• **Set problem**
Locate the string "Degree" in the listing below. Copy every line where it is found.

• **Provided information**
☆ ☆ ☆ ☆

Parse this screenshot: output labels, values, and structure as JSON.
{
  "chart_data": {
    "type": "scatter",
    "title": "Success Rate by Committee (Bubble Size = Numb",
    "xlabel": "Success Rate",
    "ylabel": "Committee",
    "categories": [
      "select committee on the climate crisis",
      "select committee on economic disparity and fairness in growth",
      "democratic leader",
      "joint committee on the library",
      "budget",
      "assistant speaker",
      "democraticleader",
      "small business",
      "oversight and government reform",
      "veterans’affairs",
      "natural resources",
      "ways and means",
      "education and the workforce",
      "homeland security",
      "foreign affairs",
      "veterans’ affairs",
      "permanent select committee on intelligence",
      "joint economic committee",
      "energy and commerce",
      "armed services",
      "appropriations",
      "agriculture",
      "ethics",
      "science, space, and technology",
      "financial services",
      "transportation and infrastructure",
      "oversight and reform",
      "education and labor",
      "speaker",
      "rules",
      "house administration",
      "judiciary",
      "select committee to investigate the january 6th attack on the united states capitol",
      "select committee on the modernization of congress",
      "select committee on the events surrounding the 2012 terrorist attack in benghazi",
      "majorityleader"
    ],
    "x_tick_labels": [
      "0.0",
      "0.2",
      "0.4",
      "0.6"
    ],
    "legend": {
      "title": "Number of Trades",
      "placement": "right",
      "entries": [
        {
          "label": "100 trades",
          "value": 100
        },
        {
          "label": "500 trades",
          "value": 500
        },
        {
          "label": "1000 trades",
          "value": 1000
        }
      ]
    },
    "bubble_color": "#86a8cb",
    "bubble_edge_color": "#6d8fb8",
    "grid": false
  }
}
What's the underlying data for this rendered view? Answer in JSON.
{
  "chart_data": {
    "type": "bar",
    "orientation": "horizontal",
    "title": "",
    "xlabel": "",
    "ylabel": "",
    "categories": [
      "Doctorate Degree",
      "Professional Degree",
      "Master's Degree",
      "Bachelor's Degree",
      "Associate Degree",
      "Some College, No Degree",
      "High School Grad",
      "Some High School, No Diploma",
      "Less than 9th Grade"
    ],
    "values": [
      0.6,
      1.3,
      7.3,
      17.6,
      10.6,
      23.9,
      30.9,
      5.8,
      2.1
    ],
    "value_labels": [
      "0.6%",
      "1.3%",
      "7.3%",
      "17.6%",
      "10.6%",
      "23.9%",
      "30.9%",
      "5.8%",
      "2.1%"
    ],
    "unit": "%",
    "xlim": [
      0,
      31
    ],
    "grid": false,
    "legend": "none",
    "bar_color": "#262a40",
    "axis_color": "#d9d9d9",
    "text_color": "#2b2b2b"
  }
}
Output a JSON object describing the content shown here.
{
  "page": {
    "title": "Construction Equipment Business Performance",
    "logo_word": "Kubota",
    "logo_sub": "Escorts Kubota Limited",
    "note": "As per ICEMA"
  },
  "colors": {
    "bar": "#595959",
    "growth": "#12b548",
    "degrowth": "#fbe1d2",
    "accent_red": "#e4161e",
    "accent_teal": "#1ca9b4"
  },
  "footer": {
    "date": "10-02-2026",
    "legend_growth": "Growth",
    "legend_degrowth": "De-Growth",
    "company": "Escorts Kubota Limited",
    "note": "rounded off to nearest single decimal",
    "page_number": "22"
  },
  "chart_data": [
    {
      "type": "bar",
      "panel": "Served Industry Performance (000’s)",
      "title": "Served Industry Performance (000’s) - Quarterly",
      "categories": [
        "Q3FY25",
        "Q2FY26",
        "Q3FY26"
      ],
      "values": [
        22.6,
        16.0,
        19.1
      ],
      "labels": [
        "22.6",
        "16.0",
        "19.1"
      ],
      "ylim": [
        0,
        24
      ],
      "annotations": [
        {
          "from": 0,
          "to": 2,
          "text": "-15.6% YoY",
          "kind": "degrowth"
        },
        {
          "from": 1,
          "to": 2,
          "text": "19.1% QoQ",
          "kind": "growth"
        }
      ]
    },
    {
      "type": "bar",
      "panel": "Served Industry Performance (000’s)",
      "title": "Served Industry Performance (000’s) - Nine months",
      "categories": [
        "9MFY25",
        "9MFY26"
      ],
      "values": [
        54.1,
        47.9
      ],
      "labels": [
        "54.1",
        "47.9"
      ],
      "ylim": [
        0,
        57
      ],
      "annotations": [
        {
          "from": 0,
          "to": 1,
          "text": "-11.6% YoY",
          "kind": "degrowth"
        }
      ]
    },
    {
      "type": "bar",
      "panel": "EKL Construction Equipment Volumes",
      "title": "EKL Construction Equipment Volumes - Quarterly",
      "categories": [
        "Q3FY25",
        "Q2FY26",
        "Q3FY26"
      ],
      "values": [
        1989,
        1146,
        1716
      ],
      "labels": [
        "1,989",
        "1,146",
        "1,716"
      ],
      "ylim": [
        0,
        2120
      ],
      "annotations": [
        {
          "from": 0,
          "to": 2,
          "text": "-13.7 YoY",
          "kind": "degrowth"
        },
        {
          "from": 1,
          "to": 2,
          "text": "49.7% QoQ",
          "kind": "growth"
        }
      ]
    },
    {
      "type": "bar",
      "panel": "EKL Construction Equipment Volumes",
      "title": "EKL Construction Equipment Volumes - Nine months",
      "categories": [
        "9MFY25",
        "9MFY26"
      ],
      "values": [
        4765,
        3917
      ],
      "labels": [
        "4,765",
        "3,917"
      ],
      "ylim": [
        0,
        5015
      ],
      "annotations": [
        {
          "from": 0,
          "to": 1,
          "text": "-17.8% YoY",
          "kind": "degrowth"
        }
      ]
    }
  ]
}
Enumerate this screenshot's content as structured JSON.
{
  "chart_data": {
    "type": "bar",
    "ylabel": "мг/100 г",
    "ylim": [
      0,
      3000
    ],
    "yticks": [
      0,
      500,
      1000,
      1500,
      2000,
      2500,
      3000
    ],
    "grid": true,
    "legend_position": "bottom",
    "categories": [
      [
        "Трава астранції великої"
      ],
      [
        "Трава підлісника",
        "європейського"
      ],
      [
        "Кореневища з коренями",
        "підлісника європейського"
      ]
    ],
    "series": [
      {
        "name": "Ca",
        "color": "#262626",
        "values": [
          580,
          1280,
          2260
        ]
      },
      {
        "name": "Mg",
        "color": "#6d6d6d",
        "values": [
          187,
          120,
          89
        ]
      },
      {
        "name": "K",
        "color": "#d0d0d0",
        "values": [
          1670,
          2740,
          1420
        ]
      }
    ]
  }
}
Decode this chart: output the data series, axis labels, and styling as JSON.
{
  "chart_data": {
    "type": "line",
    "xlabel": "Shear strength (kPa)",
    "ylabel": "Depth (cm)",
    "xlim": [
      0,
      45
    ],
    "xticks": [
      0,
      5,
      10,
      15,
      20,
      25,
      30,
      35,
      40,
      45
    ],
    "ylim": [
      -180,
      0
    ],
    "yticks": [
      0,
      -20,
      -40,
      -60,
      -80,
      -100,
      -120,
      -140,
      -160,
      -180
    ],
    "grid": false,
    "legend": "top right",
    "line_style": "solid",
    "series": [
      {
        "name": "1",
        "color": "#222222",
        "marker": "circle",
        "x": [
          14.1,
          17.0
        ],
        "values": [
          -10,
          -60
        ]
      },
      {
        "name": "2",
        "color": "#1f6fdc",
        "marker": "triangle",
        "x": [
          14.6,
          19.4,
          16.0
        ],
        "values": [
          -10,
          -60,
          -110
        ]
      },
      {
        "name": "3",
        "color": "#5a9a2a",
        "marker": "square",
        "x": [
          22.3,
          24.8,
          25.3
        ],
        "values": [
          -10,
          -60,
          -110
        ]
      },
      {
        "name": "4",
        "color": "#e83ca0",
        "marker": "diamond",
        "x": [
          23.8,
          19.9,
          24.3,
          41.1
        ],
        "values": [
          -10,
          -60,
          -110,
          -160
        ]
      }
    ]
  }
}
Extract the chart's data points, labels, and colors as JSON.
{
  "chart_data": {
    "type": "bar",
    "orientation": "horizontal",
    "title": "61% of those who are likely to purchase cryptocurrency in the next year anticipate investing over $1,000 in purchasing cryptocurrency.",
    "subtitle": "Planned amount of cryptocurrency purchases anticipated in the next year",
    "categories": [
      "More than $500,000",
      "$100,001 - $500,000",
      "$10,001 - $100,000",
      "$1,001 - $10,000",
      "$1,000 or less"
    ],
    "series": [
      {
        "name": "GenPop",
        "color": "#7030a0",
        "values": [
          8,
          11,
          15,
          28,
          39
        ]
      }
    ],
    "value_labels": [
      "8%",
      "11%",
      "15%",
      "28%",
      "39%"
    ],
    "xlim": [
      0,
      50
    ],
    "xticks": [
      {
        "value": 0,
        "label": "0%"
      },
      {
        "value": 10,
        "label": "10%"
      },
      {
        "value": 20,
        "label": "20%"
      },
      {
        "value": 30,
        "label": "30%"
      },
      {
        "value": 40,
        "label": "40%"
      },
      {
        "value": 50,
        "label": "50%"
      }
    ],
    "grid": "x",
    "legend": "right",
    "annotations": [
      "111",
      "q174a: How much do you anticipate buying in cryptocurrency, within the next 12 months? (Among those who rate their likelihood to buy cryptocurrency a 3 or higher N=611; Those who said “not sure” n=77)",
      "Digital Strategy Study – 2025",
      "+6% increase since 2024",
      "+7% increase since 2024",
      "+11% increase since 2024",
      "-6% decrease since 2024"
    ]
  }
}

☆ ☆ ☆ ☆

• **Written solution**
      "Doctorate Degree",
      "Professional Degree",
      "Master's Degree",
      "Bachelor's Degree",
      "Associate Degree",
      "Some College, No Degree",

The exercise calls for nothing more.